Problem to work on – All the data below goes into the copy word for word, but the pictures don't.

Dataset entries on figures:

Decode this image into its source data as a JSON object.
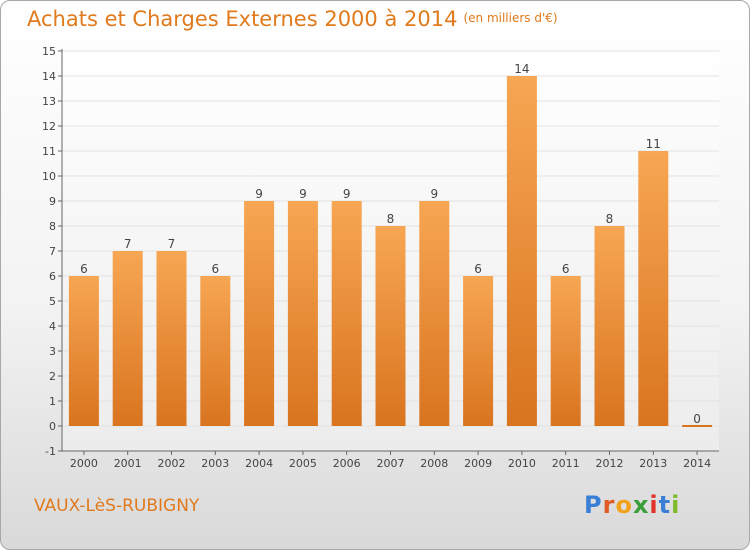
{
  "header": {
    "title": "Achats et Charges Externes 2000 à 2014",
    "subtitle": "(en milliers d'€)"
  },
  "footer": {
    "commune": "VAUX-LèS-RUBIGNY",
    "brand_letters": [
      "P",
      "r",
      "o",
      "x",
      "i",
      "t",
      "i"
    ],
    "brand_colors": [
      "#3a7fd5",
      "#e05a23",
      "#f2a21a",
      "#3a9f3a",
      "#e0332b",
      "#3a7fd5",
      "#7dbb2a"
    ]
  },
  "colors": {
    "accent": "#e07a1c",
    "bar_top": "#f7a653",
    "bar_bottom": "#d9741f",
    "grid": "#e2e2e2",
    "axis": "#666666"
  },
  "chart_data": {
    "type": "bar",
    "title": "Achats et Charges Externes 2000 à 2014",
    "subtitle": "(en milliers d'€)",
    "categories": [
      "2000",
      "2001",
      "2002",
      "2003",
      "2004",
      "2005",
      "2006",
      "2007",
      "2008",
      "2009",
      "2010",
      "2011",
      "2012",
      "2013",
      "2014"
    ],
    "values": [
      6,
      7,
      7,
      6,
      9,
      9,
      9,
      8,
      9,
      6,
      14,
      6,
      8,
      11,
      0
    ],
    "ylim": [
      -1,
      15
    ],
    "yticks": [
      -1,
      0,
      1,
      2,
      3,
      4,
      5,
      6,
      7,
      8,
      9,
      10,
      11,
      12,
      13,
      14,
      15
    ],
    "grid": true,
    "data_labels": true
  }
}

Result for this exercise –
Decode this image into its source data as a JSON object.
{
  "header": {
    "title": "Achats et Charges Externes 2000 à 2014",
    "subtitle": "(en milliers d'€)"
  },
  "footer": {
    "commune": "VAUX-LèS-RUBIGNY",
    "brand_letters": [
      "P",
      "r",
      "o",
      "x",
      "i",
      "t",
      "i"
    ],
    "brand_colors": [
      "#3a7fd5",
      "#e05a23",
      "#f2a21a",
      "#3a9f3a",
      "#e0332b",
      "#3a7fd5",
      "#7dbb2a"
    ]
  },
  "colors": {
    "accent": "#e07a1c",
    "bar_top": "#f7a653",
    "bar_bottom": "#d9741f",
    "grid": "#e2e2e2",
    "axis": "#666666"
  },
  "chart_data": {
    "type": "bar",
    "title": "Achats et Charges Externes 2000 à 2014",
    "subtitle": "(en milliers d'€)",
    "categories": [
      "2000",
      "2001",
      "2002",
      "2003",
      "2004",
      "2005",
      "2006",
      "2007",
      "2008",
      "2009",
      "2010",
      "2011",
      "2012",
      "2013",
      "2014"
    ],
    "values": [
      6,
      7,
      7,
      6,
      9,
      9,
      9,
      8,
      9,
      6,
      14,
      6,
      8,
      11,
      0
    ],
    "ylim": [
      -1,
      15
    ],
    "yticks": [
      -1,
      0,
      1,
      2,
      3,
      4,
      5,
      6,
      7,
      8,
      9,
      10,
      11,
      12,
      13,
      14,
      15
    ],
    "grid": true,
    "data_labels": true
  }
}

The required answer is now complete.